→ Stored records:

▼▼▼

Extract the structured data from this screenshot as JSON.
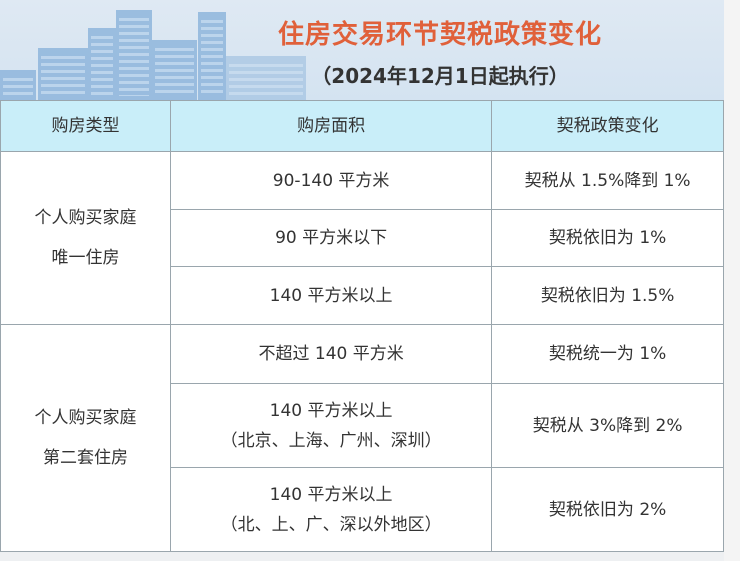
{
  "header": {
    "title": "住房交易环节契税政策变化",
    "subtitle": "（2024年12月1日起执行）"
  },
  "colors": {
    "title": "#e0603a",
    "header_row": "#c9eef9",
    "banner": "#d9e6f2"
  },
  "table": {
    "columns": [
      "购房类型",
      "购房面积",
      "契税政策变化"
    ],
    "groups": [
      {
        "type_line1": "个人购买家庭",
        "type_line2": "唯一住房",
        "rows": [
          {
            "area": "90-140 平方米",
            "area_note": "",
            "policy": "契税从 1.5%降到 1%"
          },
          {
            "area": "90 平方米以下",
            "area_note": "",
            "policy": "契税依旧为 1%"
          },
          {
            "area": "140 平方米以上",
            "area_note": "",
            "policy": "契税依旧为 1.5%"
          }
        ]
      },
      {
        "type_line1": "个人购买家庭",
        "type_line2": "第二套住房",
        "rows": [
          {
            "area": "不超过 140 平方米",
            "area_note": "",
            "policy": "契税统一为 1%"
          },
          {
            "area": "140 平方米以上",
            "area_note": "（北京、上海、广州、深圳）",
            "policy": "契税从 3%降到 2%"
          },
          {
            "area": "140 平方米以上",
            "area_note": "（北、上、广、深以外地区）",
            "policy": "契税依旧为 2%"
          }
        ]
      }
    ]
  }
}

▲▲▲

→ Exercise instructions:
Print every record above exactly as written, leaving out the pictures.

→ Full response:
Extract the structured data from this screenshot as JSON.
{
  "header": {
    "title": "住房交易环节契税政策变化",
    "subtitle": "（2024年12月1日起执行）"
  },
  "colors": {
    "title": "#e0603a",
    "header_row": "#c9eef9",
    "banner": "#d9e6f2"
  },
  "table": {
    "columns": [
      "购房类型",
      "购房面积",
      "契税政策变化"
    ],
    "groups": [
      {
        "type_line1": "个人购买家庭",
        "type_line2": "唯一住房",
        "rows": [
          {
            "area": "90-140 平方米",
            "area_note": "",
            "policy": "契税从 1.5%降到 1%"
          },
          {
            "area": "90 平方米以下",
            "area_note": "",
            "policy": "契税依旧为 1%"
          },
          {
            "area": "140 平方米以上",
            "area_note": "",
            "policy": "契税依旧为 1.5%"
          }
        ]
      },
      {
        "type_line1": "个人购买家庭",
        "type_line2": "第二套住房",
        "rows": [
          {
            "area": "不超过 140 平方米",
            "area_note": "",
            "policy": "契税统一为 1%"
          },
          {
            "area": "140 平方米以上",
            "area_note": "（北京、上海、广州、深圳）",
            "policy": "契税从 3%降到 2%"
          },
          {
            "area": "140 平方米以上",
            "area_note": "（北、上、广、深以外地区）",
            "policy": "契税依旧为 2%"
          }
        ]
      }
    ]
  }
}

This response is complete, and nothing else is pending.